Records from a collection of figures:
Start
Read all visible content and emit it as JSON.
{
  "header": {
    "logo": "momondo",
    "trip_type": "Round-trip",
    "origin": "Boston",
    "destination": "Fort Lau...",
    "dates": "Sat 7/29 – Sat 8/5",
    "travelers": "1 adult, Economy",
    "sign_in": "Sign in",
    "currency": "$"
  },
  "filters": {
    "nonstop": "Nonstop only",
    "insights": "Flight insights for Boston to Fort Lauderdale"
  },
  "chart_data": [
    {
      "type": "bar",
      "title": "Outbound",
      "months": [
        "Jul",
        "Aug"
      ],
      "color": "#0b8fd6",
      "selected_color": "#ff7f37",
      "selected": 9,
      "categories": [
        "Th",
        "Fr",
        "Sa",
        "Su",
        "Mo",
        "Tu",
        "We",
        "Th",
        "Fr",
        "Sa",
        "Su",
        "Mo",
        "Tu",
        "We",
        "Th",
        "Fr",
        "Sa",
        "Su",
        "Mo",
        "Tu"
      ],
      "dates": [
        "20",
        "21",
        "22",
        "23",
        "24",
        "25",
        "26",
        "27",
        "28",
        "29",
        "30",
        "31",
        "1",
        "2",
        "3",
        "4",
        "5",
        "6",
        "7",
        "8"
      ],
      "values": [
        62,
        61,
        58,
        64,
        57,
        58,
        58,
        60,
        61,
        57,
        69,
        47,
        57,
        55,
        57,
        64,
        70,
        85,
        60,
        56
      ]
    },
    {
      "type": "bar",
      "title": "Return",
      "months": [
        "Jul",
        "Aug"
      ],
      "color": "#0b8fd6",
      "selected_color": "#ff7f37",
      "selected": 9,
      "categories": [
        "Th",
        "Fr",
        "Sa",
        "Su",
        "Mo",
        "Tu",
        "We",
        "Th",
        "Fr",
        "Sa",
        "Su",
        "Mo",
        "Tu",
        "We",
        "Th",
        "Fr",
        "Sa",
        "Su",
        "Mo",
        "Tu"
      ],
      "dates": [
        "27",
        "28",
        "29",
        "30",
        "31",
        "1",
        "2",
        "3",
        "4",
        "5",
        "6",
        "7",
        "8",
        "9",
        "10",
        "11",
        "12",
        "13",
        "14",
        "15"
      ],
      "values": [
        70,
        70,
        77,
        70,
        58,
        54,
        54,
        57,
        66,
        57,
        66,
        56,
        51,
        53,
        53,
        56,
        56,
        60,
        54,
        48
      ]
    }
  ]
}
End
• **Problem to solve**:
Exactly reproduce all of the entries.

• **Output of the exercise**:
Read all visible content and emit it as JSON.
{
  "header": {
    "logo": "momondo",
    "trip_type": "Round-trip",
    "origin": "Boston",
    "destination": "Fort Lau...",
    "dates": "Sat 7/29 – Sat 8/5",
    "travelers": "1 adult, Economy",
    "sign_in": "Sign in",
    "currency": "$"
  },
  "filters": {
    "nonstop": "Nonstop only",
    "insights": "Flight insights for Boston to Fort Lauderdale"
  },
  "chart_data": [
    {
      "type": "bar",
      "title": "Outbound",
      "months": [
        "Jul",
        "Aug"
      ],
      "color": "#0b8fd6",
      "selected_color": "#ff7f37",
      "selected": 9,
      "categories": [
        "Th",
        "Fr",
        "Sa",
        "Su",
        "Mo",
        "Tu",
        "We",
        "Th",
        "Fr",
        "Sa",
        "Su",
        "Mo",
        "Tu",
        "We",
        "Th",
        "Fr",
        "Sa",
        "Su",
        "Mo",
        "Tu"
      ],
      "dates": [
        "20",
        "21",
        "22",
        "23",
        "24",
        "25",
        "26",
        "27",
        "28",
        "29",
        "30",
        "31",
        "1",
        "2",
        "3",
        "4",
        "5",
        "6",
        "7",
        "8"
      ],
      "values": [
        62,
        61,
        58,
        64,
        57,
        58,
        58,
        60,
        61,
        57,
        69,
        47,
        57,
        55,
        57,
        64,
        70,
        85,
        60,
        56
      ]
    },
    {
      "type": "bar",
      "title": "Return",
      "months": [
        "Jul",
        "Aug"
      ],
      "color": "#0b8fd6",
      "selected_color": "#ff7f37",
      "selected": 9,
      "categories": [
        "Th",
        "Fr",
        "Sa",
        "Su",
        "Mo",
        "Tu",
        "We",
        "Th",
        "Fr",
        "Sa",
        "Su",
        "Mo",
        "Tu",
        "We",
        "Th",
        "Fr",
        "Sa",
        "Su",
        "Mo",
        "Tu"
      ],
      "dates": [
        "27",
        "28",
        "29",
        "30",
        "31",
        "1",
        "2",
        "3",
        "4",
        "5",
        "6",
        "7",
        "8",
        "9",
        "10",
        "11",
        "12",
        "13",
        "14",
        "15"
      ],
      "values": [
        70,
        70,
        77,
        70,
        58,
        54,
        54,
        57,
        66,
        57,
        66,
        56,
        51,
        53,
        53,
        56,
        56,
        60,
        54,
        48
      ]
    }
  ]
}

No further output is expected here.